EXERCISE TASK: Pick out each line with the word "this" from the material that follows.

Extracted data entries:
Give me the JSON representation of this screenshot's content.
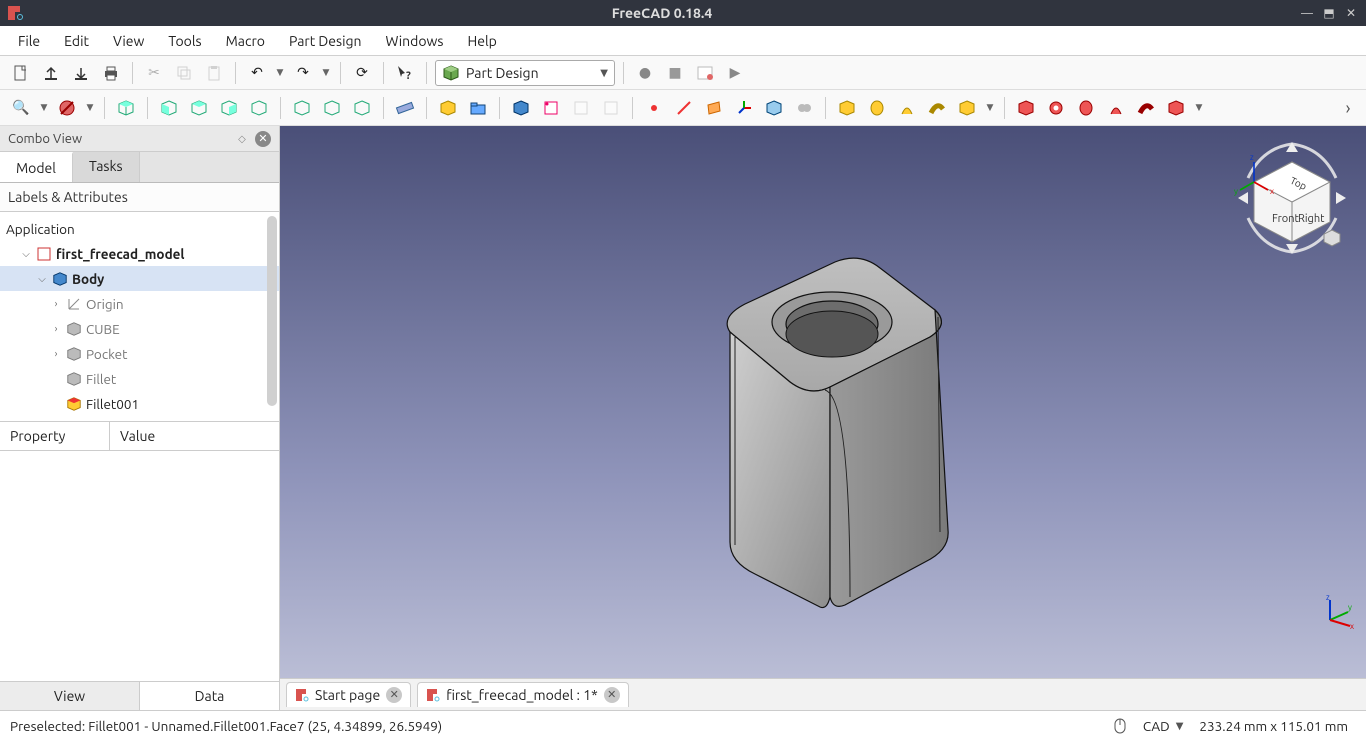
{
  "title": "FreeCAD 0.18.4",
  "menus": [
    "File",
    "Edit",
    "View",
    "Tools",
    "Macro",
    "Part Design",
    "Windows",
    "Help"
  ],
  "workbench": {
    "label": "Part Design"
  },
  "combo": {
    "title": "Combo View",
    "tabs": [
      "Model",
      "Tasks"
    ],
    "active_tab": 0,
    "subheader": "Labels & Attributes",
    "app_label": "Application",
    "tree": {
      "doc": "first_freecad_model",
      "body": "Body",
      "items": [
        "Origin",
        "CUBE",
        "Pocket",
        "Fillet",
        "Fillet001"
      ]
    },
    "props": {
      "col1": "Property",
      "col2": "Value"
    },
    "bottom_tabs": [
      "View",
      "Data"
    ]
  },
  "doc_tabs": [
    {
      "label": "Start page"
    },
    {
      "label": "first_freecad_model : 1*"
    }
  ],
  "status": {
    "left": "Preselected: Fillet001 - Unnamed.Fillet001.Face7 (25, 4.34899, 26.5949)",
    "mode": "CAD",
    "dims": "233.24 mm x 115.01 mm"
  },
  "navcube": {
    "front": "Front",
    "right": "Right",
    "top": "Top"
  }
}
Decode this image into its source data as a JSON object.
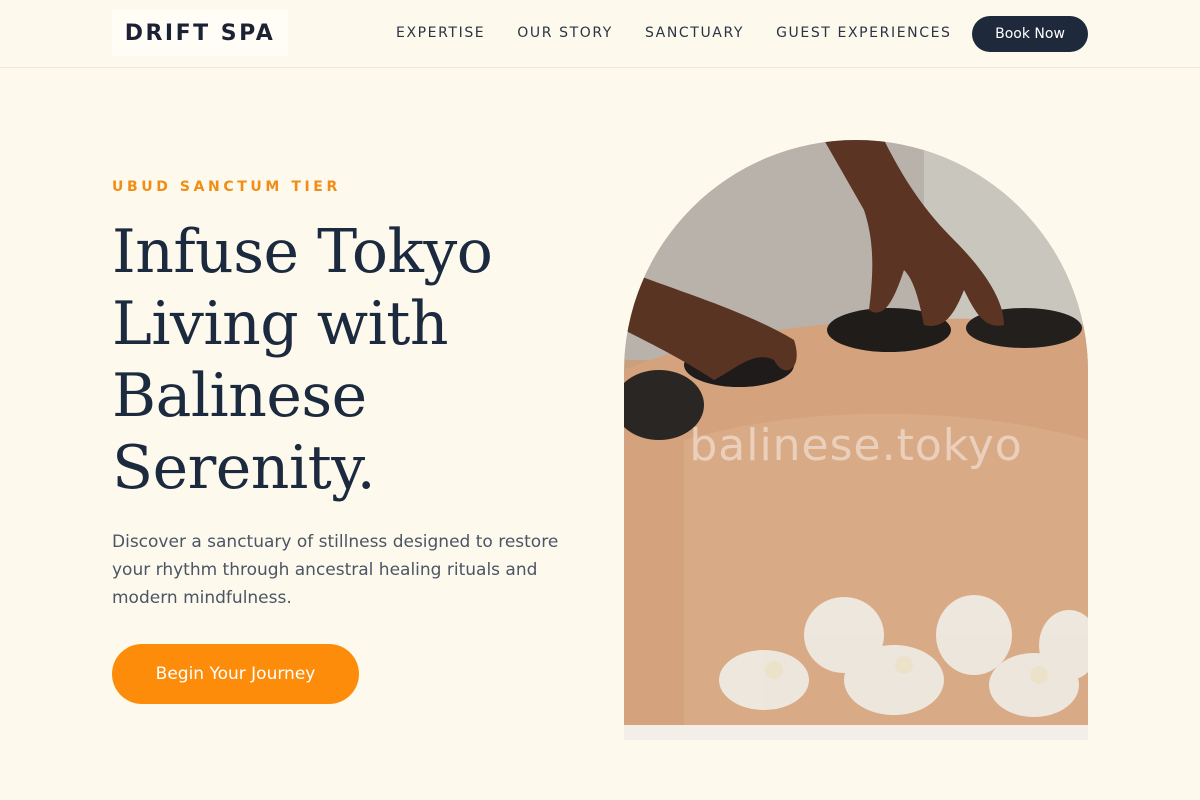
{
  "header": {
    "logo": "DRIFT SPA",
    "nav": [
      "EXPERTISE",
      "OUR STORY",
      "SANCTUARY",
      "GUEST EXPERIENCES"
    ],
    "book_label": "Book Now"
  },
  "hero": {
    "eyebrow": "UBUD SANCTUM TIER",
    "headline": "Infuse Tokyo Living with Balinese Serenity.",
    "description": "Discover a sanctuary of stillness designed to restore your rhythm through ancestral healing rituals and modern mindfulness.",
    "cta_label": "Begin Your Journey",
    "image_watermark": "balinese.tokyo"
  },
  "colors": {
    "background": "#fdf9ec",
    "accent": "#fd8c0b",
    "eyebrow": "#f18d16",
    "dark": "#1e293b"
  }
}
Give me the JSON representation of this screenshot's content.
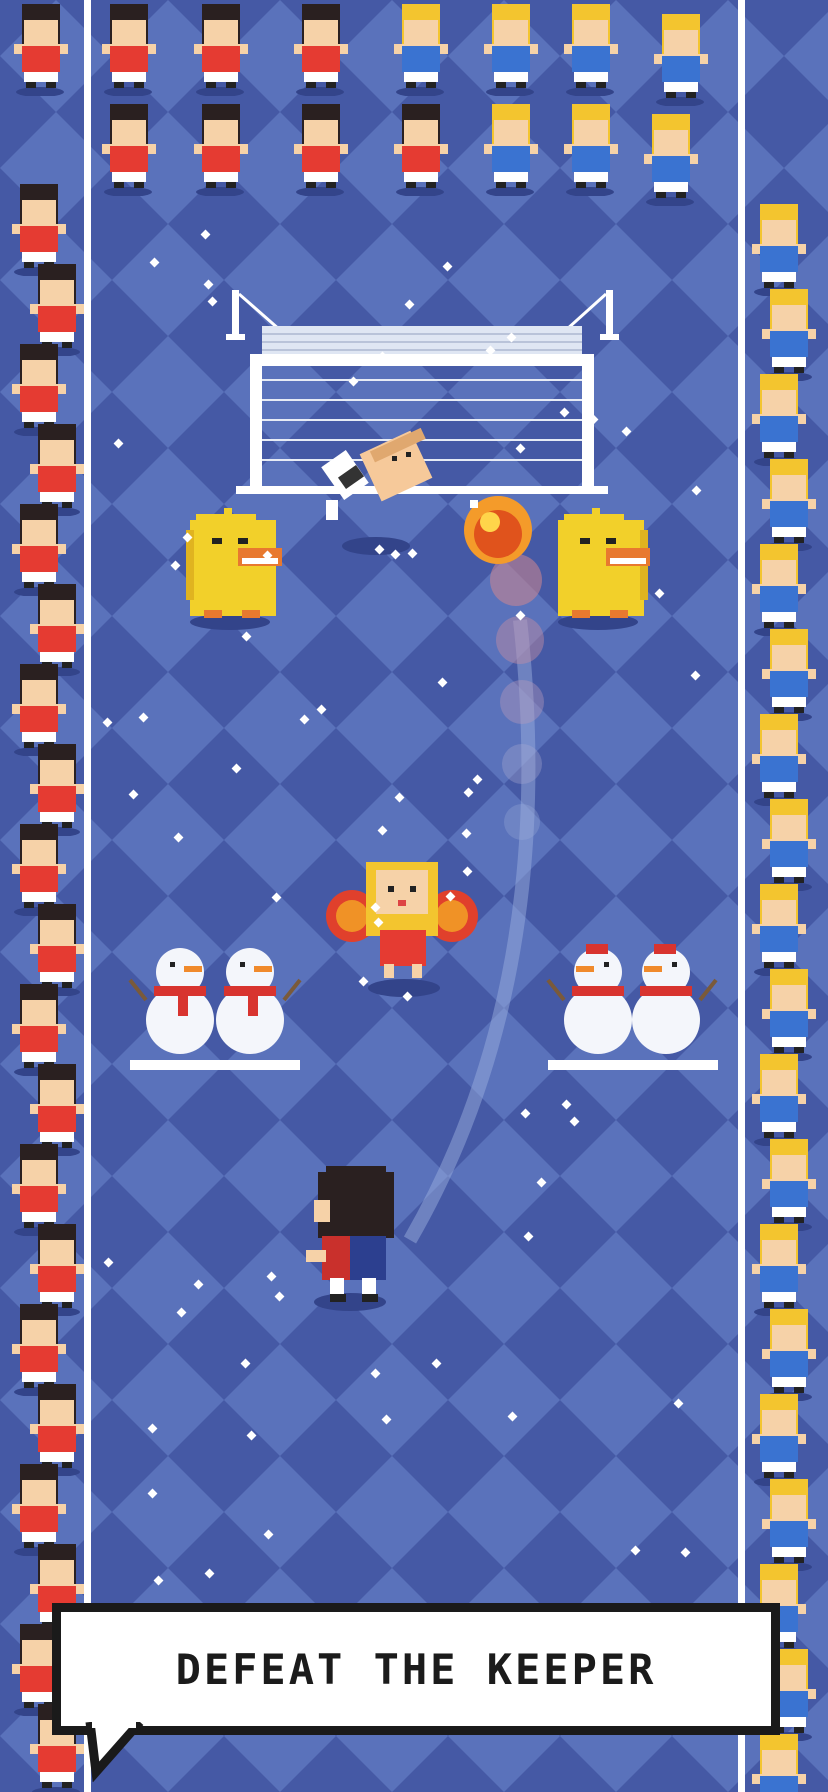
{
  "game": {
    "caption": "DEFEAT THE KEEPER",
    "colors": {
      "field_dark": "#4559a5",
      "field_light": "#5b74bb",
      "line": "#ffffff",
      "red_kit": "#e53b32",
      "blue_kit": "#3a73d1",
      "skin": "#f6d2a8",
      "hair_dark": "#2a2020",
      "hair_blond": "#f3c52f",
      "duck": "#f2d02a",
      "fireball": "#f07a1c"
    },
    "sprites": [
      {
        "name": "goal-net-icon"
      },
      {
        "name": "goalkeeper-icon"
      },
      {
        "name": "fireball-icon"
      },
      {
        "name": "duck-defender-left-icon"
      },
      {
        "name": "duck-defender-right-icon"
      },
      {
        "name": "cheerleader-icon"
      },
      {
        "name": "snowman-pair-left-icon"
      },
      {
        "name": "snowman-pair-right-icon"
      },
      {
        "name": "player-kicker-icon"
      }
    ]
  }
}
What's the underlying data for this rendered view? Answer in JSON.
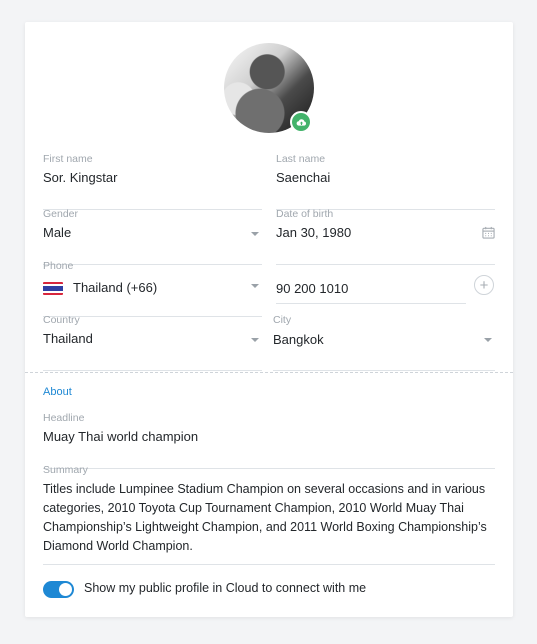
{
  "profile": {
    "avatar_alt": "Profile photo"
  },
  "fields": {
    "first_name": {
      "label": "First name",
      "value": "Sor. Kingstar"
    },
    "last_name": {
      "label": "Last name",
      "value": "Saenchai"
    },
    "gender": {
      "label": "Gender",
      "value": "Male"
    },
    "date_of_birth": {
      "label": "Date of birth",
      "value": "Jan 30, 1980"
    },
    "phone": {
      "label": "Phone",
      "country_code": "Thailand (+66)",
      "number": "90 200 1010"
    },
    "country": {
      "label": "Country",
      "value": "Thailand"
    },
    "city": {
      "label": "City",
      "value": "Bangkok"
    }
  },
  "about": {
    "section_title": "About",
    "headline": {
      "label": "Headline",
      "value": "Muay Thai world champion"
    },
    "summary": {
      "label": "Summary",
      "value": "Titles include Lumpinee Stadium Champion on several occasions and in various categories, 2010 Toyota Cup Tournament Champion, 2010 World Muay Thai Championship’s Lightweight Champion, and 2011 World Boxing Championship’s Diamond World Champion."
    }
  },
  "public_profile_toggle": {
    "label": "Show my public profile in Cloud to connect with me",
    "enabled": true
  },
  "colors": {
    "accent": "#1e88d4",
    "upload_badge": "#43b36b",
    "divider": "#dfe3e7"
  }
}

THE ANSWER:
Give me the JSON representation of this screenshot's content.
Decode this image into its source data as a JSON object.
Give me the JSON representation of this screenshot's content.
What's the underlying data for this rendered view? Answer in JSON.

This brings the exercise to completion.